Records supplied =
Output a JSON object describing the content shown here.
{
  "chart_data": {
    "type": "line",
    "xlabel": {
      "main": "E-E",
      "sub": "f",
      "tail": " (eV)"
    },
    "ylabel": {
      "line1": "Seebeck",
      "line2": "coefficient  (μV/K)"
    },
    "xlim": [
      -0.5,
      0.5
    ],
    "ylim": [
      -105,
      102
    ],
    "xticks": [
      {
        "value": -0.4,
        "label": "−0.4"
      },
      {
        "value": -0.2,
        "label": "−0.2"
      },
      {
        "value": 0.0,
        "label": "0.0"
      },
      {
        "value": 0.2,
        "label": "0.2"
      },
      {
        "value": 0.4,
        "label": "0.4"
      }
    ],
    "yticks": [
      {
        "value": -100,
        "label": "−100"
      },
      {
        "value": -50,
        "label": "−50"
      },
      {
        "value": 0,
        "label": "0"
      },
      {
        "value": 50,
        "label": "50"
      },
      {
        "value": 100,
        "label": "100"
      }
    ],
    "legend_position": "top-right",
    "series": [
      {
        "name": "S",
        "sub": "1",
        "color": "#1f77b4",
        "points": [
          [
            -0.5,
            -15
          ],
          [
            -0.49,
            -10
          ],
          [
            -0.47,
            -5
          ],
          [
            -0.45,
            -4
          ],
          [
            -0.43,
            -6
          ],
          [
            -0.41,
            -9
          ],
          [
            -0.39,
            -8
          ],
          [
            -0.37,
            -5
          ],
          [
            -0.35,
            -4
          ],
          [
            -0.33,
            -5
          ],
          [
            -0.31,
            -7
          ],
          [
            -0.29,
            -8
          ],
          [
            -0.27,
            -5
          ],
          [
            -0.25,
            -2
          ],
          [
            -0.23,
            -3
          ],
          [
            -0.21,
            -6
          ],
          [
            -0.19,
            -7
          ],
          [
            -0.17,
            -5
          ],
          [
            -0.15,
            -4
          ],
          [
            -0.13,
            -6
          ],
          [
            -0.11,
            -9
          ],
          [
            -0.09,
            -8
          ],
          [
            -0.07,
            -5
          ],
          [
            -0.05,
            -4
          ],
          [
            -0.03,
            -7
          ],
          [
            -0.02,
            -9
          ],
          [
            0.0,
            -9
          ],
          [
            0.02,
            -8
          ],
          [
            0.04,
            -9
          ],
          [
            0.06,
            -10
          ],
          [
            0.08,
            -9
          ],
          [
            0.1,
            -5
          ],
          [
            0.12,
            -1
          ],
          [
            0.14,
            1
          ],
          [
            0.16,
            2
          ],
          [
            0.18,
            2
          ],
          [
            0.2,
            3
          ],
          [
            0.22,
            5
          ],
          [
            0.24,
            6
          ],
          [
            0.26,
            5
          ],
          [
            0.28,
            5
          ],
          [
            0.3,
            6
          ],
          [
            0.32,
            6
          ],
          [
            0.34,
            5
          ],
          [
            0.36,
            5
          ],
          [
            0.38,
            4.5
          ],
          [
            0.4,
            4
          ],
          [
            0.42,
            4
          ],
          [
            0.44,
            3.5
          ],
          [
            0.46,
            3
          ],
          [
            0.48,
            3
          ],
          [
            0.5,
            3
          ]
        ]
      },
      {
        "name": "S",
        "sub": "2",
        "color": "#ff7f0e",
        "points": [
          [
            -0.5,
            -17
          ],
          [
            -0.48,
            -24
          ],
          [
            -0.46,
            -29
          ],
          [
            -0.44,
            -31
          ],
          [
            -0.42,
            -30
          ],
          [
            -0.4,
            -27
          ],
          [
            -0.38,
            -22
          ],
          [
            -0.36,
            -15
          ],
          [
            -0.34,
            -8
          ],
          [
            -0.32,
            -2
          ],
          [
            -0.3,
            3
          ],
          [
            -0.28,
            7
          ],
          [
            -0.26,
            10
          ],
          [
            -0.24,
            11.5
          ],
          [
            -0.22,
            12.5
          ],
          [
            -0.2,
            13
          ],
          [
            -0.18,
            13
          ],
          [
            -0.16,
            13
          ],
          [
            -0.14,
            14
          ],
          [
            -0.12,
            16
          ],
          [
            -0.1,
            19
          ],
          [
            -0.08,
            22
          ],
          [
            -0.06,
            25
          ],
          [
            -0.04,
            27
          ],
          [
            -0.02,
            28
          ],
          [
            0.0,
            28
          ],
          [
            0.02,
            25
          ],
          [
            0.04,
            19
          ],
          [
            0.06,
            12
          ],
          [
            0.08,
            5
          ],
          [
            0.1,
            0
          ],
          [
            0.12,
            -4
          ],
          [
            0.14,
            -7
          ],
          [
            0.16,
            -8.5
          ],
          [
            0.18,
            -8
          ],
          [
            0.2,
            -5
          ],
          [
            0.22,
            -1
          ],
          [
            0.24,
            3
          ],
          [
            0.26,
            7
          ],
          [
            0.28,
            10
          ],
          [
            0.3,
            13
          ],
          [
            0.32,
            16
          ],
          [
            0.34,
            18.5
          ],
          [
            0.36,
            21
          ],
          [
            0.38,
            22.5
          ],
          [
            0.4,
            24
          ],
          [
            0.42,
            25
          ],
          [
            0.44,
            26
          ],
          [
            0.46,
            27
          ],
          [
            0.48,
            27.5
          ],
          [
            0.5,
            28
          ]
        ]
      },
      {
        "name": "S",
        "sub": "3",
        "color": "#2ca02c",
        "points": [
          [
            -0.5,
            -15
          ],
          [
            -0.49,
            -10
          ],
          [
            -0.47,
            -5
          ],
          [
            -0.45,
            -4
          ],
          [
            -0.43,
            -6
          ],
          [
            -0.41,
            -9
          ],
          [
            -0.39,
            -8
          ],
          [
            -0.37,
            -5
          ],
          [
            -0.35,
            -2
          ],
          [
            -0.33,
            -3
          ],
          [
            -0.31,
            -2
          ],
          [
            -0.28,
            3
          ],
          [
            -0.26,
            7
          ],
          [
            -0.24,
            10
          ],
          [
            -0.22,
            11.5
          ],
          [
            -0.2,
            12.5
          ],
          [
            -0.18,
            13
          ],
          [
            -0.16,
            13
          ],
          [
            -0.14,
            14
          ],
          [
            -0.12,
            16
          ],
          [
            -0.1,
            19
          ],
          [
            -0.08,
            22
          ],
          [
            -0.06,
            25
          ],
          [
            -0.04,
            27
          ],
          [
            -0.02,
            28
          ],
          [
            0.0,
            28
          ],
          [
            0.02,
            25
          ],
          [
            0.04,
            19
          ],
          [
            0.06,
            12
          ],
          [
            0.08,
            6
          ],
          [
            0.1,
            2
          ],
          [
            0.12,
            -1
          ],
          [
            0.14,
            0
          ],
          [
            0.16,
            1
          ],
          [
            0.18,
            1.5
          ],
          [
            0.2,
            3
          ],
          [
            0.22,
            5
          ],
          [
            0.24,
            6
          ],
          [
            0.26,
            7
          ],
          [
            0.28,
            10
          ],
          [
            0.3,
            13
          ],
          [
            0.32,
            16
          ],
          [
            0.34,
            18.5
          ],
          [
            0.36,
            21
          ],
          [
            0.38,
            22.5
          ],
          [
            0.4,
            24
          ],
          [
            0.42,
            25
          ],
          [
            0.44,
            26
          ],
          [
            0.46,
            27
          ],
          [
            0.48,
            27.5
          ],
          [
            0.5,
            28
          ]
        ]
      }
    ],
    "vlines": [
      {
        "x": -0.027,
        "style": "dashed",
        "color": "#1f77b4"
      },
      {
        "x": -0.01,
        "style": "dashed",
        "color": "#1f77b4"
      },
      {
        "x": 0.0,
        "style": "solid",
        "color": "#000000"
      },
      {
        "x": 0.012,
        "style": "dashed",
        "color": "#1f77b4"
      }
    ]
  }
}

Directions for this task = Repeat the data above, word for word.

Exercise output =
Output a JSON object describing the content shown here.
{
  "chart_data": {
    "type": "line",
    "xlabel": {
      "main": "E-E",
      "sub": "f",
      "tail": " (eV)"
    },
    "ylabel": {
      "line1": "Seebeck",
      "line2": "coefficient  (μV/K)"
    },
    "xlim": [
      -0.5,
      0.5
    ],
    "ylim": [
      -105,
      102
    ],
    "xticks": [
      {
        "value": -0.4,
        "label": "−0.4"
      },
      {
        "value": -0.2,
        "label": "−0.2"
      },
      {
        "value": 0.0,
        "label": "0.0"
      },
      {
        "value": 0.2,
        "label": "0.2"
      },
      {
        "value": 0.4,
        "label": "0.4"
      }
    ],
    "yticks": [
      {
        "value": -100,
        "label": "−100"
      },
      {
        "value": -50,
        "label": "−50"
      },
      {
        "value": 0,
        "label": "0"
      },
      {
        "value": 50,
        "label": "50"
      },
      {
        "value": 100,
        "label": "100"
      }
    ],
    "legend_position": "top-right",
    "series": [
      {
        "name": "S",
        "sub": "1",
        "color": "#1f77b4",
        "points": [
          [
            -0.5,
            -15
          ],
          [
            -0.49,
            -10
          ],
          [
            -0.47,
            -5
          ],
          [
            -0.45,
            -4
          ],
          [
            -0.43,
            -6
          ],
          [
            -0.41,
            -9
          ],
          [
            -0.39,
            -8
          ],
          [
            -0.37,
            -5
          ],
          [
            -0.35,
            -4
          ],
          [
            -0.33,
            -5
          ],
          [
            -0.31,
            -7
          ],
          [
            -0.29,
            -8
          ],
          [
            -0.27,
            -5
          ],
          [
            -0.25,
            -2
          ],
          [
            -0.23,
            -3
          ],
          [
            -0.21,
            -6
          ],
          [
            -0.19,
            -7
          ],
          [
            -0.17,
            -5
          ],
          [
            -0.15,
            -4
          ],
          [
            -0.13,
            -6
          ],
          [
            -0.11,
            -9
          ],
          [
            -0.09,
            -8
          ],
          [
            -0.07,
            -5
          ],
          [
            -0.05,
            -4
          ],
          [
            -0.03,
            -7
          ],
          [
            -0.02,
            -9
          ],
          [
            0.0,
            -9
          ],
          [
            0.02,
            -8
          ],
          [
            0.04,
            -9
          ],
          [
            0.06,
            -10
          ],
          [
            0.08,
            -9
          ],
          [
            0.1,
            -5
          ],
          [
            0.12,
            -1
          ],
          [
            0.14,
            1
          ],
          [
            0.16,
            2
          ],
          [
            0.18,
            2
          ],
          [
            0.2,
            3
          ],
          [
            0.22,
            5
          ],
          [
            0.24,
            6
          ],
          [
            0.26,
            5
          ],
          [
            0.28,
            5
          ],
          [
            0.3,
            6
          ],
          [
            0.32,
            6
          ],
          [
            0.34,
            5
          ],
          [
            0.36,
            5
          ],
          [
            0.38,
            4.5
          ],
          [
            0.4,
            4
          ],
          [
            0.42,
            4
          ],
          [
            0.44,
            3.5
          ],
          [
            0.46,
            3
          ],
          [
            0.48,
            3
          ],
          [
            0.5,
            3
          ]
        ]
      },
      {
        "name": "S",
        "sub": "2",
        "color": "#ff7f0e",
        "points": [
          [
            -0.5,
            -17
          ],
          [
            -0.48,
            -24
          ],
          [
            -0.46,
            -29
          ],
          [
            -0.44,
            -31
          ],
          [
            -0.42,
            -30
          ],
          [
            -0.4,
            -27
          ],
          [
            -0.38,
            -22
          ],
          [
            -0.36,
            -15
          ],
          [
            -0.34,
            -8
          ],
          [
            -0.32,
            -2
          ],
          [
            -0.3,
            3
          ],
          [
            -0.28,
            7
          ],
          [
            -0.26,
            10
          ],
          [
            -0.24,
            11.5
          ],
          [
            -0.22,
            12.5
          ],
          [
            -0.2,
            13
          ],
          [
            -0.18,
            13
          ],
          [
            -0.16,
            13
          ],
          [
            -0.14,
            14
          ],
          [
            -0.12,
            16
          ],
          [
            -0.1,
            19
          ],
          [
            -0.08,
            22
          ],
          [
            -0.06,
            25
          ],
          [
            -0.04,
            27
          ],
          [
            -0.02,
            28
          ],
          [
            0.0,
            28
          ],
          [
            0.02,
            25
          ],
          [
            0.04,
            19
          ],
          [
            0.06,
            12
          ],
          [
            0.08,
            5
          ],
          [
            0.1,
            0
          ],
          [
            0.12,
            -4
          ],
          [
            0.14,
            -7
          ],
          [
            0.16,
            -8.5
          ],
          [
            0.18,
            -8
          ],
          [
            0.2,
            -5
          ],
          [
            0.22,
            -1
          ],
          [
            0.24,
            3
          ],
          [
            0.26,
            7
          ],
          [
            0.28,
            10
          ],
          [
            0.3,
            13
          ],
          [
            0.32,
            16
          ],
          [
            0.34,
            18.5
          ],
          [
            0.36,
            21
          ],
          [
            0.38,
            22.5
          ],
          [
            0.4,
            24
          ],
          [
            0.42,
            25
          ],
          [
            0.44,
            26
          ],
          [
            0.46,
            27
          ],
          [
            0.48,
            27.5
          ],
          [
            0.5,
            28
          ]
        ]
      },
      {
        "name": "S",
        "sub": "3",
        "color": "#2ca02c",
        "points": [
          [
            -0.5,
            -15
          ],
          [
            -0.49,
            -10
          ],
          [
            -0.47,
            -5
          ],
          [
            -0.45,
            -4
          ],
          [
            -0.43,
            -6
          ],
          [
            -0.41,
            -9
          ],
          [
            -0.39,
            -8
          ],
          [
            -0.37,
            -5
          ],
          [
            -0.35,
            -2
          ],
          [
            -0.33,
            -3
          ],
          [
            -0.31,
            -2
          ],
          [
            -0.28,
            3
          ],
          [
            -0.26,
            7
          ],
          [
            -0.24,
            10
          ],
          [
            -0.22,
            11.5
          ],
          [
            -0.2,
            12.5
          ],
          [
            -0.18,
            13
          ],
          [
            -0.16,
            13
          ],
          [
            -0.14,
            14
          ],
          [
            -0.12,
            16
          ],
          [
            -0.1,
            19
          ],
          [
            -0.08,
            22
          ],
          [
            -0.06,
            25
          ],
          [
            -0.04,
            27
          ],
          [
            -0.02,
            28
          ],
          [
            0.0,
            28
          ],
          [
            0.02,
            25
          ],
          [
            0.04,
            19
          ],
          [
            0.06,
            12
          ],
          [
            0.08,
            6
          ],
          [
            0.1,
            2
          ],
          [
            0.12,
            -1
          ],
          [
            0.14,
            0
          ],
          [
            0.16,
            1
          ],
          [
            0.18,
            1.5
          ],
          [
            0.2,
            3
          ],
          [
            0.22,
            5
          ],
          [
            0.24,
            6
          ],
          [
            0.26,
            7
          ],
          [
            0.28,
            10
          ],
          [
            0.3,
            13
          ],
          [
            0.32,
            16
          ],
          [
            0.34,
            18.5
          ],
          [
            0.36,
            21
          ],
          [
            0.38,
            22.5
          ],
          [
            0.4,
            24
          ],
          [
            0.42,
            25
          ],
          [
            0.44,
            26
          ],
          [
            0.46,
            27
          ],
          [
            0.48,
            27.5
          ],
          [
            0.5,
            28
          ]
        ]
      }
    ],
    "vlines": [
      {
        "x": -0.027,
        "style": "dashed",
        "color": "#1f77b4"
      },
      {
        "x": -0.01,
        "style": "dashed",
        "color": "#1f77b4"
      },
      {
        "x": 0.0,
        "style": "solid",
        "color": "#000000"
      },
      {
        "x": 0.012,
        "style": "dashed",
        "color": "#1f77b4"
      }
    ]
  }
}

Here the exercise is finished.